▸ **Texto fornecido**
---
Sindicato denuncia falta de farmacêuticos no Hospital do Buenos Aires e CAPS em Teresina

Segundo o SINFARPI, ausência de profissionais habilitados compromete a dispensação de medicamentos e pode colocar pacientes em risco

O Sindicato dos Farmacêuticos do Estado do Piauí (SINFARPI) denunciou a falta de farmacêuticos em unidades de saúde da rede municipal de Teresina, incluindo o Hospital do Buenos Aires, na zona Nortee Centros de Atenção Psicossocial (CAPs). A denúncia foi feita pelo presidente da entidade, Ulisses Nogueira, que afirmou que a situação compromete a segurança dos pacientes e descumpre normas sanitárias.

De acordo com o sindicalista, representantes do sindicato realizaram visitas ao Hospital do Buenos Aires nos últimos dias para verificar as condições de funcionamento da farmácia da unidade. Segundo ele, o hospital, que funciona 24 horas e possui maternidade, não conta com farmacêutico durante parte do dia e no período noturno.

“O hospital atende toda a zona Norte de Teresina e não possui farmacêutico em todos os turnos. Isso representa um risco para a população e infringe normas sanitárias relacionadas ao controle e à dispensação de medicamentos”, afirmou.

Ainda segundo o presidente do SINFARPI, a unidade conta atualmente apenas com um farmacêutico que se desloca do Hospital do Promorar para prestar atendimento em parte do turno da tarde. O sindicato alega que seriam necessários, no mínimo, quatro profissionais para garantir o funcionamento adequado do serviço farmacêutico.

Ulisses destacou que a legislação estabelece que a dispensação de medicamentos é uma atribuição exclusiva do farmacêutico e citou a Portaria nº 344, da Agência Nacional de Vigilância Sanitária (Anvisa), que regulamenta o controle de medicamentos sujeitos a controle especial.

O sindicalista também afirmou que há deficiência de profissionais e de estrutura nos Centros de Atenção Psicossocial (CAPs) da capital. Segundo ele, algumas unidades não possuem farmacêuticos responsáveis pelo controle de medicamentos especiais, o que, na avaliação da entidade, pode gerar riscos à saúde dos pacientes.

O sindicato informou que pretende encaminhar as denúncias à Anvisa, ao Conselho Municipal de Saúde e ao Ministério Público, solicitando providências para regularizar a situação.

Até o momento, a Fundação Municipal de Saúde (FMS) não se manifestou sobre as denúncias apresentadas pelo sindicato.
---
▸ **Tarefa 1**
Reproduza o trecho da notícia sobre a falta de farmacêuticos que começa em "Segundo o SINFARPI, ausência" e termina em "segurança dos pacientes e descumpre normas sanitárias.".
▸ **Tarefa 2**
Diga se cada afirmação a seguir concorda com a notícia sobre a falta de farmacêuticos, respondendo sim ou não e citando as palavras exatas da notícia que decidem a questão. (a) O Hospital do Buenos Aires funciona 24 horas e possui maternidade. (b) O sindicato considera necessários, no mínimo, dois farmacêuticos no Hospital do Buenos Aires. (c) A Fundação Municipal de Saúde já respondeu às denúncias do sindicato.

▸ **Dados brutos**
---
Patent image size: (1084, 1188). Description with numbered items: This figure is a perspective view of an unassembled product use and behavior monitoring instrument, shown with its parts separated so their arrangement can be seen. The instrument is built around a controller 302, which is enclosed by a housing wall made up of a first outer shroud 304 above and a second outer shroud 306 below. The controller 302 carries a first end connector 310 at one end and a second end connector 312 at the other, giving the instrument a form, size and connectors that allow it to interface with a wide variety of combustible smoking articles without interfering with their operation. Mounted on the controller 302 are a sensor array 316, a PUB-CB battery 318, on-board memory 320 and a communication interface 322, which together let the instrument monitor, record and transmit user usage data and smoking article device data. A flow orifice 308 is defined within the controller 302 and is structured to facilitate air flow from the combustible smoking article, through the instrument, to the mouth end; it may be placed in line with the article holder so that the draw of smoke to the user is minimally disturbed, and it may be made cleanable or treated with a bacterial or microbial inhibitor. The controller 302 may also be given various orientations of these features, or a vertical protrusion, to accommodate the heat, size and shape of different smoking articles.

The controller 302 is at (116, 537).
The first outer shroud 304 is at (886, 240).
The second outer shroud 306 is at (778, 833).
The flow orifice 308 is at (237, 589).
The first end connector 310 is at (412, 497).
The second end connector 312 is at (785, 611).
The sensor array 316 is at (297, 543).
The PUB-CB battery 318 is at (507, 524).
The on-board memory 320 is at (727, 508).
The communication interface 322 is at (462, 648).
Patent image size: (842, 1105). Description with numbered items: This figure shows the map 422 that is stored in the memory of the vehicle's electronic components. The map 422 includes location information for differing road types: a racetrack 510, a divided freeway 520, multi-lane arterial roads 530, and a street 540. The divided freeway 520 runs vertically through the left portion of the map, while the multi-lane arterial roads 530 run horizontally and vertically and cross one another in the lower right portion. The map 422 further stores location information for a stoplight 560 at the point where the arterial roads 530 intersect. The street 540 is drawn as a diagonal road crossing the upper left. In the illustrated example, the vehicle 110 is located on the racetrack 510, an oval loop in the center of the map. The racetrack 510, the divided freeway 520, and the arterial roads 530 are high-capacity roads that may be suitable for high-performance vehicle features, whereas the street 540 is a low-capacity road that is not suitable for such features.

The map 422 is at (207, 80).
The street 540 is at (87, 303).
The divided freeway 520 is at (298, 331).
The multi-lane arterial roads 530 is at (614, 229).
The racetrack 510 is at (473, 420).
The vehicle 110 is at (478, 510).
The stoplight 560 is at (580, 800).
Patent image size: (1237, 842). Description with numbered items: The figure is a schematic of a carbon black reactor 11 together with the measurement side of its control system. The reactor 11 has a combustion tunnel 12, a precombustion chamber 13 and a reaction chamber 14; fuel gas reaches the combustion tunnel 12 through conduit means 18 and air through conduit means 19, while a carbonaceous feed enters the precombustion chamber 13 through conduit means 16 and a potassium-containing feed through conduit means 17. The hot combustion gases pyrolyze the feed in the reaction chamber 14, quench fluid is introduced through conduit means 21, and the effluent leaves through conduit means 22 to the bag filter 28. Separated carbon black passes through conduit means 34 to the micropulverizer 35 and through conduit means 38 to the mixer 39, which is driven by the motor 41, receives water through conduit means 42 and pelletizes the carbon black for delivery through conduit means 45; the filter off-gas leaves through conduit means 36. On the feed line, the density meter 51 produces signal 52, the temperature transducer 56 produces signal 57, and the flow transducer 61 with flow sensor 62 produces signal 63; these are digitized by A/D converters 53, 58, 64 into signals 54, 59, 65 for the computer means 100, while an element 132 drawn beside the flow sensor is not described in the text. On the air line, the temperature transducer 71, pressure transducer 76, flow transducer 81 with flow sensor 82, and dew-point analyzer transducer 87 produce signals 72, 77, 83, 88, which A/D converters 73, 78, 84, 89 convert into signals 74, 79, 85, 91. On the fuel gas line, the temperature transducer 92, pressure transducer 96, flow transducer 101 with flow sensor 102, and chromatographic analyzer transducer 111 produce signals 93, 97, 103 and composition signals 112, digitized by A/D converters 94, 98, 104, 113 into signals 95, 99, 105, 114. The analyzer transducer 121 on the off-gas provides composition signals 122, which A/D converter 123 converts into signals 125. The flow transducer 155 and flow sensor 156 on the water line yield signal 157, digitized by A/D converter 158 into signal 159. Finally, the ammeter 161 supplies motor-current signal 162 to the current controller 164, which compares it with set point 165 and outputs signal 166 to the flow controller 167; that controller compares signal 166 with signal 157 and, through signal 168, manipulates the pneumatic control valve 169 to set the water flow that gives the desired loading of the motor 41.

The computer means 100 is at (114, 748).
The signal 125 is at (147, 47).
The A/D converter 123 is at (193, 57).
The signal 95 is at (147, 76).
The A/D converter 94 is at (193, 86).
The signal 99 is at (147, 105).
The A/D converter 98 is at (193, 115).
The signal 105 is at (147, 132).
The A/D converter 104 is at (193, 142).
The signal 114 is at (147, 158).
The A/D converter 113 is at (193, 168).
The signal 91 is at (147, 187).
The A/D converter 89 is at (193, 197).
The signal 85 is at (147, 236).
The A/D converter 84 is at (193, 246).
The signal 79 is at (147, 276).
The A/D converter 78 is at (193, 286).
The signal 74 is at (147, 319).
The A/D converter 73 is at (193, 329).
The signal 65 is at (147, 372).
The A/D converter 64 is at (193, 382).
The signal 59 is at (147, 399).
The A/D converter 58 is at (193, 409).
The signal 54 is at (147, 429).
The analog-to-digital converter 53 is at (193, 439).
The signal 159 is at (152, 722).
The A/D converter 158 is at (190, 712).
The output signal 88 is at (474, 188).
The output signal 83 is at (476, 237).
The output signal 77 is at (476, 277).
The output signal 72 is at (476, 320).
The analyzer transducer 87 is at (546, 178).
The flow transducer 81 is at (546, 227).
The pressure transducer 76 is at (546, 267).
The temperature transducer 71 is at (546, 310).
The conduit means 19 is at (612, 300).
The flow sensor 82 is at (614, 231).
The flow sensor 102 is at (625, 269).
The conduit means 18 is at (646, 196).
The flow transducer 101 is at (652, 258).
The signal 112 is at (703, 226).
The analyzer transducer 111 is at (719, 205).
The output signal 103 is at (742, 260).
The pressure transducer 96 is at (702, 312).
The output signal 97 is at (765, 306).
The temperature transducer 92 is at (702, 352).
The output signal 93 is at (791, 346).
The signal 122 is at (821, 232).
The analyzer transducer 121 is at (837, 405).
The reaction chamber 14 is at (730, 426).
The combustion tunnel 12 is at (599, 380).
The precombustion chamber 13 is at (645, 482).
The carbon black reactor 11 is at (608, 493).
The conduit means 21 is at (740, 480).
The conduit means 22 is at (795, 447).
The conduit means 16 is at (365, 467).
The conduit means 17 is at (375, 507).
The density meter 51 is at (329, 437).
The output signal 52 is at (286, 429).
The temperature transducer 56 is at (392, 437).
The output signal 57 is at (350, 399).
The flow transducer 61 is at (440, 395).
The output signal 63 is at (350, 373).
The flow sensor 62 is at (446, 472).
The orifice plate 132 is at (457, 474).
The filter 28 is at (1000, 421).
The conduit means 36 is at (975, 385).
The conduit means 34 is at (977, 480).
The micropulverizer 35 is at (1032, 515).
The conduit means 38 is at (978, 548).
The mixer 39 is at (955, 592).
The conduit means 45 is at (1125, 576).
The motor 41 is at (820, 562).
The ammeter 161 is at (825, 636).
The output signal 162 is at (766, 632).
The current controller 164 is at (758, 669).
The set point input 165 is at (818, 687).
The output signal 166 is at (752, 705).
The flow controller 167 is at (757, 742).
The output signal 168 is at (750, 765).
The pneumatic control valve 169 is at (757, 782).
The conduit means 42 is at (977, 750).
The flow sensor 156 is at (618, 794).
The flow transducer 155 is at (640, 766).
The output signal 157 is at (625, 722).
---
▸ **Solução 1**
Segundo o SINFARPI, ausência de profissionais habilitados compromete a dispensação de medicamentos e pode colocar pacientes em risco

O Sindicato dos Farmacêuticos do Estado do Piauí (SINFARPI) denunciou a falta de farmacêuticos em unidades de saúde da rede municipal de Teresina, incluindo o Hospital do Buenos Aires, na zona Nortee Centros de Atenção Psicossocial (CAPs). A denúncia foi feita pelo presidente da entidade, Ulisses Nogueira, que afirmou que a situação compromete a segurança dos pacientes e descumpre normas sanitárias.

▸ **Solução 2**
(a) Sim: "o hospital, que funciona 24 horas e possui maternidade".
(b) Não: "seriam necessários, no mínimo, quatro profissionais".
(c) Não: "a Fundação Municipal de Saúde (FMS) não se manifestou sobre as denúncias apresentadas pelo sindicato".